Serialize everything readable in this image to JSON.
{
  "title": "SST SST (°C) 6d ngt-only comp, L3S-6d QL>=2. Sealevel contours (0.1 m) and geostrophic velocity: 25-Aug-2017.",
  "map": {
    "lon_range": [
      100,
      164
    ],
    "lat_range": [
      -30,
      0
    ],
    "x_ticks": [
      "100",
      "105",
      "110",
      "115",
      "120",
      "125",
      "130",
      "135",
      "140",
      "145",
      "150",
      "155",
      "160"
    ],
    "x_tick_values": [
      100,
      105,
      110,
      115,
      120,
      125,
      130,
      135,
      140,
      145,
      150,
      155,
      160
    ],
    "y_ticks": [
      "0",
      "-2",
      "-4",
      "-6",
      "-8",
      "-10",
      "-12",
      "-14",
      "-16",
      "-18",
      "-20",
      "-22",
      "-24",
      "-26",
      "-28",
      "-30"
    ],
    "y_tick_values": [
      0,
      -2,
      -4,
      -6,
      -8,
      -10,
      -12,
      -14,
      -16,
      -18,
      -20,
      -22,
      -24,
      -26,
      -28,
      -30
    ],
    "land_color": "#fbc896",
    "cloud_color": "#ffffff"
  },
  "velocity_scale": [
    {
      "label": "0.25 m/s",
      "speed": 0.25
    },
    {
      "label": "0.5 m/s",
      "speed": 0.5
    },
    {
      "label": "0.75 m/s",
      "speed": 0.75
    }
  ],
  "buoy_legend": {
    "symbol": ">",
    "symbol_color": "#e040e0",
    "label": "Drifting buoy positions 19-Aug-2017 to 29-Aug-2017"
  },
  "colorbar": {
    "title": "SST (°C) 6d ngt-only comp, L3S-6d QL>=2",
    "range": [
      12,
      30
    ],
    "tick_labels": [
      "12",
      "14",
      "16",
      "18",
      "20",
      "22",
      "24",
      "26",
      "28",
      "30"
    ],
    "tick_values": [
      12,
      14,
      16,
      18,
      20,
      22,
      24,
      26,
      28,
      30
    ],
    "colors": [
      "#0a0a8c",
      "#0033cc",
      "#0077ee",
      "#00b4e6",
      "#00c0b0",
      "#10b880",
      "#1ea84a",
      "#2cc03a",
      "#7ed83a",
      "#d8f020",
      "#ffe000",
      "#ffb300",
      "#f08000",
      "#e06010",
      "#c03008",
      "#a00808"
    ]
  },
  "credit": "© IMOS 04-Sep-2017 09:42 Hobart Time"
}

============================================================

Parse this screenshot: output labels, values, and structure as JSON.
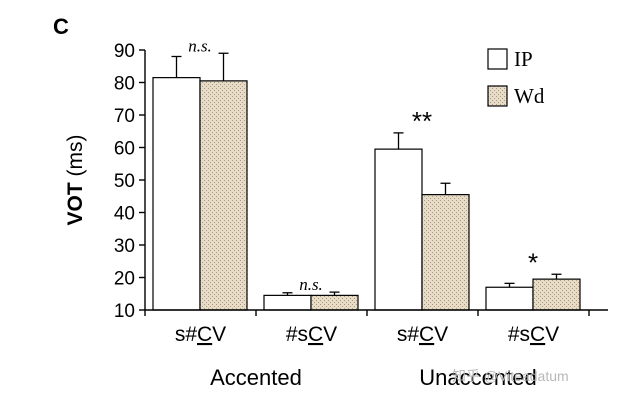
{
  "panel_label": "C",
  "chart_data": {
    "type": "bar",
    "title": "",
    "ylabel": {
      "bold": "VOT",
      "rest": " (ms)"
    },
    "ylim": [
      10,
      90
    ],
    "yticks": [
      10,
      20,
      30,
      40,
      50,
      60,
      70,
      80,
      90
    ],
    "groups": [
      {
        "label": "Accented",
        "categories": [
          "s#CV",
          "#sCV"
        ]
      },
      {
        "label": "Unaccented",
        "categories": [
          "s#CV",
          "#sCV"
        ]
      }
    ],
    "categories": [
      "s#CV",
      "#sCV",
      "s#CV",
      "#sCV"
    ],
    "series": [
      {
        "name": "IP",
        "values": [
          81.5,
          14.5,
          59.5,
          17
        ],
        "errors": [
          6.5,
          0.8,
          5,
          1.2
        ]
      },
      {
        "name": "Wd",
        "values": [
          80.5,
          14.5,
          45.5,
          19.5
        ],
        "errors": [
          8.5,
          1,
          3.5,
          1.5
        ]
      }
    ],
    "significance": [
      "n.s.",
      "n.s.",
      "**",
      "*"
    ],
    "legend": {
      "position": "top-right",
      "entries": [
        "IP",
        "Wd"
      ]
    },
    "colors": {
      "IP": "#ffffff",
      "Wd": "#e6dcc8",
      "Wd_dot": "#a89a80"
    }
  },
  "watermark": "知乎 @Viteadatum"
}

============================================================

Scan the entries above for the word "JSON" and collect each line holding it.

Result
Serialize everything readable in this image to JSON.
Parse this screenshot: output labels, values, and structure as JSON.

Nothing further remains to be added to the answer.